We made it home to Prague, utterly exhausted, and the very next day I had an appointment with an eye specialist for a check-up. There's the rub, of course.
Make that the land of "no lounging" and "free health care." Damn good, free health care. The highly competent doctor spent over an hour with me because it's necessary once in a great while to ensure that my extremely weak eyes won't get even worse and to make sure I have absolutely the best prescriptions possible. She's conscientious, professional and, yes, sophisticated--which is very nice in an eye specialist.
Despite American stereotypes to the contrary, European health care is exceptionally good, technologically cutting-edge and rarely requires much of a wait. The throat-and-nose specialist who shares a waiting room with my eye doctor is the exception to that last rule. He doesn't believe in appointments. You just show up and wait, even if your issue is not acute or infectious. And the waiting room--which is shared by all the elderly people trying fill their glasses prescriptions--is always full of miserable sick children with ear aches and coughs. Hey, it's a small town of only 10,000 people, so some doctors share facilities.
The line for the throat-and-nose specialist is always huge at this time of year and even though the pediatrician had asked me to take my five-year-old son in to have his nasal tonsils checked, I was procrastinating. Even though I had to be there for the eye doctor anyway, I didn't want to drag him through that chamber of infection until spring, if I could avoid it.
But this particular day I noticed that the line on the other side of the waiting room was oddly small by a freak chance. There was only one mother waiting with a sick child. I watched as another mother came in.
"Good day!" she said formally to the room at large.
"Good day!" we all chorused. This is Austro-Hungarian Central Europe and we are very much into polite greetings among strangers.
She walked to the door of the throat-and-nose specialist and glanced around in confusion. She turned back to look at me and the elderly people on the eye-specialist's side of the room.

» **STUDY MATERIAL**:
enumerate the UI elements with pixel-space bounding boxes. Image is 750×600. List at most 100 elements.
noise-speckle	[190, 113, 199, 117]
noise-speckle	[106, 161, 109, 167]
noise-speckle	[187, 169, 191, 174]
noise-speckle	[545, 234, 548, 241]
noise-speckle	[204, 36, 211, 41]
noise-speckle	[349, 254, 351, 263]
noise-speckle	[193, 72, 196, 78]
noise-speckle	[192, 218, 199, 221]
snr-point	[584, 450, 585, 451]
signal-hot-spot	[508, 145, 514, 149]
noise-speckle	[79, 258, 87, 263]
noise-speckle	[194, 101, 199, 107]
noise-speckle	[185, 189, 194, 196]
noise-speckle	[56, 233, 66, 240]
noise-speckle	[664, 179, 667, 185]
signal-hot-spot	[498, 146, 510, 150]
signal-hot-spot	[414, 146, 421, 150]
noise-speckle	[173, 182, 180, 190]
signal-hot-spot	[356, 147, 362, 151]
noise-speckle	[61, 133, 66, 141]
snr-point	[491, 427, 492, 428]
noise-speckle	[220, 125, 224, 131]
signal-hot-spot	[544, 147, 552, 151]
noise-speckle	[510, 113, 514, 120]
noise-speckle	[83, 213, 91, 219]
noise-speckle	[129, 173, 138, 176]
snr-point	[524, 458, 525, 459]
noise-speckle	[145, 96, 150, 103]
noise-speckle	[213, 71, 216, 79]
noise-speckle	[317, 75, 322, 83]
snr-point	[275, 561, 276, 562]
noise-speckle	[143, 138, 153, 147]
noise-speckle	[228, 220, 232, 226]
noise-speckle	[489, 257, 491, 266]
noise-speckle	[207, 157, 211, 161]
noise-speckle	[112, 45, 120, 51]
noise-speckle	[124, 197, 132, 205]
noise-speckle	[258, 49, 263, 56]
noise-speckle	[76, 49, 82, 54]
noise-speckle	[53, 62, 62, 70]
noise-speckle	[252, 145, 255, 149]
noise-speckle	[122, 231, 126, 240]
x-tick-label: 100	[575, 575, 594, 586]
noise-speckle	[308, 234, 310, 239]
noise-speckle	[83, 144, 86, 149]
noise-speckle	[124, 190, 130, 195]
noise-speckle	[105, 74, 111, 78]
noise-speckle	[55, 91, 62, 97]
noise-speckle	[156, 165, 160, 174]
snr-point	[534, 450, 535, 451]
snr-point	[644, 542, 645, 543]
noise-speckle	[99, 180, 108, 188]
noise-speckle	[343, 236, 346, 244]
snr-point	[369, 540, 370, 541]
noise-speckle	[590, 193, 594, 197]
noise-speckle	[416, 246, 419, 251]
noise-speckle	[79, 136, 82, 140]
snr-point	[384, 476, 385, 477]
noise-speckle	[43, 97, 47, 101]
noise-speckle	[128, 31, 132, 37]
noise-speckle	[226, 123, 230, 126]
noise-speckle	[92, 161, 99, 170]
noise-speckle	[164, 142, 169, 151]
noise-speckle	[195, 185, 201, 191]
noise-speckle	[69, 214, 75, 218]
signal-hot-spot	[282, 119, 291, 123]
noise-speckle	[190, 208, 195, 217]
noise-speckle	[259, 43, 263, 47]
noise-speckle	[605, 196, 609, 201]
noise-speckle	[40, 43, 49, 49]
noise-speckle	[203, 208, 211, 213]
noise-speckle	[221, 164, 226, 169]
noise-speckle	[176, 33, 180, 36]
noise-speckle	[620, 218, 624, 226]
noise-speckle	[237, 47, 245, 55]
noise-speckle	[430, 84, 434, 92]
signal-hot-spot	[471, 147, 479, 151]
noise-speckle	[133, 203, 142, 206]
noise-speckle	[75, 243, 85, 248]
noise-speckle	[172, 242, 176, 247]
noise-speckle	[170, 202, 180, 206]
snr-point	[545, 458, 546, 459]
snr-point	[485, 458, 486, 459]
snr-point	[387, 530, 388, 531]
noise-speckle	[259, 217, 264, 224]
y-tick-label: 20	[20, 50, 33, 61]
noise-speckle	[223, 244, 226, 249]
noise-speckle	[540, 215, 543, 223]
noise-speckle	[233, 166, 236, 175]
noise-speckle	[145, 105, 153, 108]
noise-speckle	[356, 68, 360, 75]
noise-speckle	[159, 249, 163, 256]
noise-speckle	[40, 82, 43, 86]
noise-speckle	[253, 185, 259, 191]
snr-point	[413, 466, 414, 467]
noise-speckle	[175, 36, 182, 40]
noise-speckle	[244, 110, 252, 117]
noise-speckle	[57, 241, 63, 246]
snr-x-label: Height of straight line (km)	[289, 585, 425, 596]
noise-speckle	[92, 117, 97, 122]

» **PROBLEMS TO WORK ON**:
(a) Answer each question about the passage on the eye appointment, one line each, marked as below.
(i) How long did the eye specialist spend with the writer?
(ii) What population does the writer give for the town?
(iii) How many mothers were waiting in the throat-and-nose specialist's line when the writer first noticed it was small?
(b) Carry the passage about the eye appointment forward, beginning right after its final sentence.

» **SET OF ANSWERS**:
(a)
(i) Over an hour.
(ii) Only 10,000 people.
(iii) One mother, waiting with a sick child.

(b)
"Who is the last in line for Dr. Mrazek?" she asked as standard polite behavior demands.
"I am, I think," the woman with the sick first sick child answered.
The second mother stared at her in amazement. "But how is it possible that there is no line?" she asked.
"I have no idea," the first one said with evident delight. "Have you ever heard of such a thing?"
My husband was nearby waiting for me with our children and a surge of hope shot into me. I stood up and came over to the two women.
"Does the doctor even know anyone is here?" I asked. "I think I might get my husband to bring my son in, since it's such good timing."
They nodded encouragingly, but the first one said softly, "I"m not sure if he knows, but I'm too afraid to knock. You know they'll often shout at you. I don't think I can take being shouted at today. You go ahead and knock if you want to."
The other one made a noise of understanding under her breath. "I'd be too afraid too," she admitted, clutching her coughing child closer.
I steeled my nerves and knocked.
There was no response as is the norm, so we waited for the nurse to get around to coming out to see what the "commotion" was about. Patients don't make demands here anymore than customers do.
"I do wish they wouldn't shout," the second mother continued.
"Yes, but I also understand," the first one comforted her. "We're all just people. Them too. They get harried and everyone has a temper, you know."
I did get my son in with the specialist and saved a great deal of time. As I left the waiting room, I nodded and said, "Good bye" to all those still present and they all chorused back at me, "Good bye and have a nice day."
No one smiled or tried to make me part pleasantly with my money. The "have a nice day" is a thing said from patients to other patients. And it reminded me that despite the cultural differences between Europe and America we are all just people.